WRITTEN EXERCISE: Every line that holds the string "text" is to be identified and copied.

RECORDS PROVIDED:
◇ ◇ ◇ ◇ ◇

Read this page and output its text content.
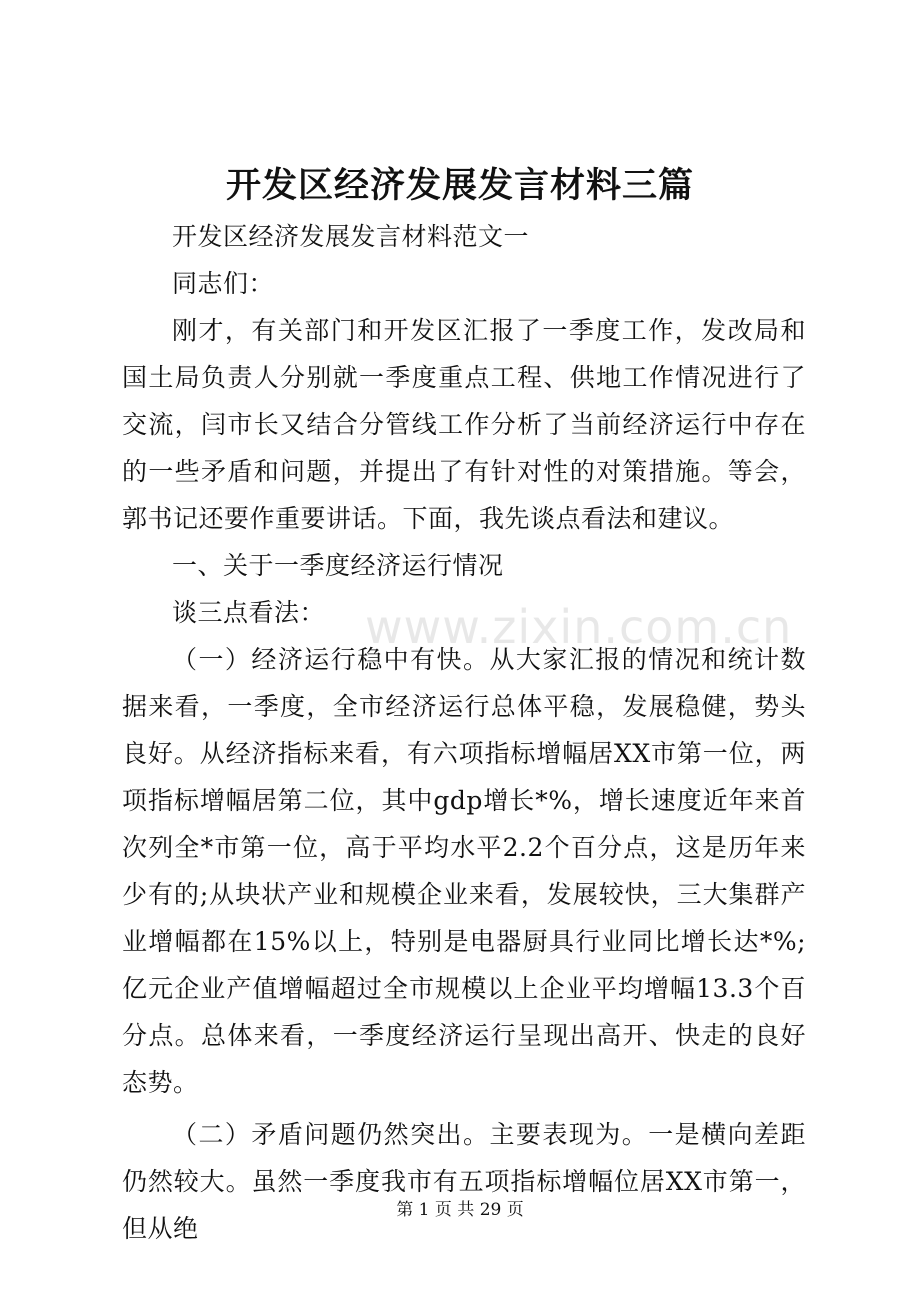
开发区经济发展发言材料三篇

开发区经济发展发言材料范文一

同志们：

刚才，有关部门和开发区汇报了一季度工作，发改局和国土局负责人分别就一季度重点工程、供地工作情况进行了交流，闫市长又结合分管线工作分析了当前经济运行中存在的一些矛盾和问题，并提出了有针对性的对策措施。等会，郭书记还要作重要讲话。下面，我先谈点看法和建议。

一、关于一季度经济运行情况

谈三点看法：

（一）经济运行稳中有快。从大家汇报的情况和统计数据来看，一季度，全市经济运行总体平稳，发展稳健，势头良好。从经济指标来看，有六项指标增幅居XX市第一位，两项指标增幅居第二位，其中gdp增长*%，增长速度近年来首次列全*市第一位，高于平均水平2.2个百分点，这是历年来少有的;从块状产业和规模企业来看，发展较快，三大集群产业增幅都在15%以上，特别是电器厨具行业同比增长达*%;亿元企业产值增幅超过全市规模以上企业平均增幅13.3个百分点。总体来看，一季度经济运行呈现出高开、快走的良好态势。

（二）矛盾问题仍然突出。主要表现为。一是横向差距仍然较大。虽然一季度我市有五项指标增幅位居XX市第一，但从绝

www.zixin.com.cn
第 1 页 共 29 页
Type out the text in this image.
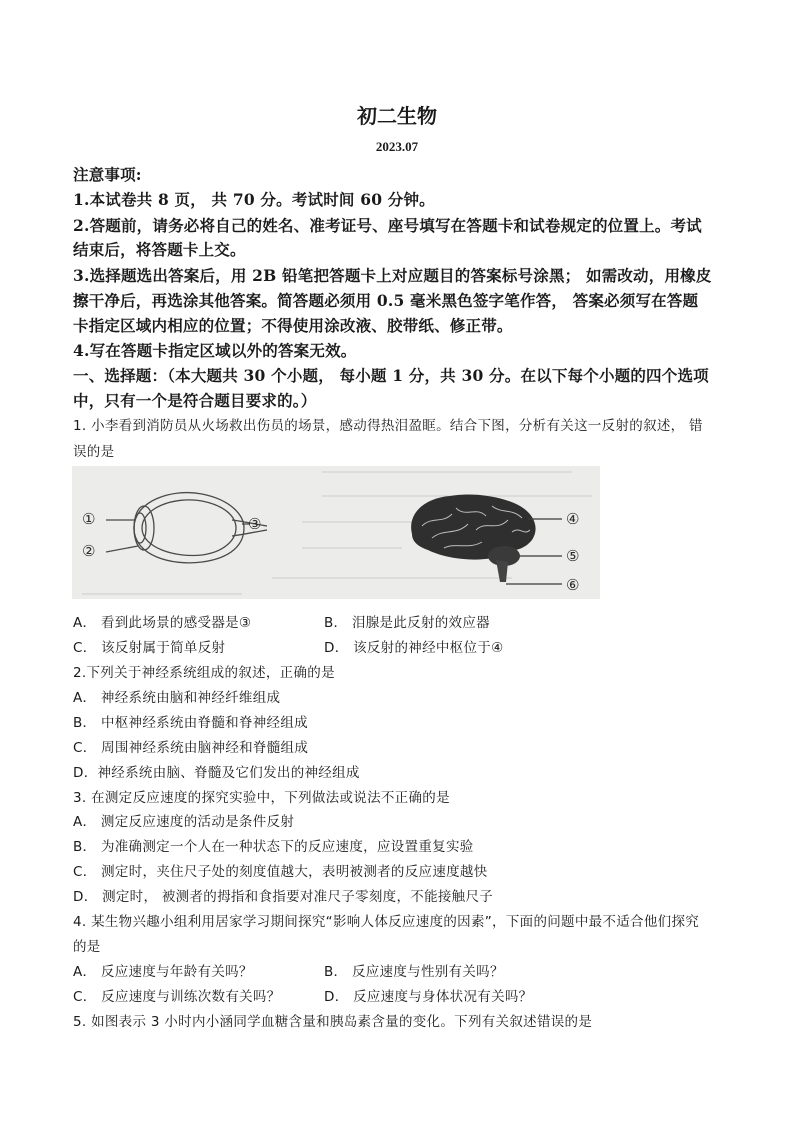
初二生物
2023.07
注意事项:
1.本试卷共 8 页， 共 70 分。考试时间 60 分钟。
2.答题前，请务必将自己的姓名、准考证号、座号填写在答题卡和试卷规定的位置上。考试
结束后，将答题卡上交。
3.选择题选出答案后，用 2B 铅笔把答题卡上对应题目的答案标号涂黑； 如需改动，用橡皮
擦干净后，再选涂其他答案。简答题必须用 0.5 毫米黑色签字笔作答， 答案必须写在答题
卡指定区域内相应的位置；不得使用涂改液、胶带纸、修正带。
4.写在答题卡指定区域以外的答案无效。
一、选择题：（本大题共 30 个小题， 每小题 1 分，共 30 分。在以下每个小题的四个选项
中，只有一个是符合题目要求的。）
1. 小李看到消防员从火场救出伤员的场景，感动得热泪盈眶。结合下图，分析有关这一反射的叙述， 错
误的是
①
②
③	④
⑤
⑥
A． 看到此场景的感受器是③	B． 泪腺是此反射的效应器
C． 该反射属于简单反射	D． 该反射的神经中枢位于④
2.下列关于神经系统组成的叙述，正确的是
A． 神经系统由脑和神经纤维组成
B． 中枢神经系统由脊髓和脊神经组成
C． 周围神经系统由脑神经和脊髓组成
D．神经系统由脑、脊髓及它们发出的神经组成
3. 在测定反应速度的探究实验中，下列做法或说法不正确的是
A． 测定反应速度的活动是条件反射
B． 为准确测定一个人在一种状态下的反应速度，应设置重复实验
C． 测定时，夹住尺子处的刻度值越大，表明被测者的反应速度越快
D． 测定时， 被测者的拇指和食指要对准尺子零刻度，不能接触尺子
4. 某生物兴趣小组利用居家学习期间探究“影响人体反应速度的因素”，下面的问题中最不适合他们探究
的是
A． 反应速度与年龄有关吗？	B． 反应速度与性别有关吗？
C． 反应速度与训练次数有关吗？	D． 反应速度与身体状况有关吗？
5. 如图表示 3 小时内小涵同学血糖含量和胰岛素含量的变化。下列有关叙述错误的是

◇ ◇ ◇ ◇ ◇

TASK OUTPUT:
Read this page and output its text content.
Type out the text in this image.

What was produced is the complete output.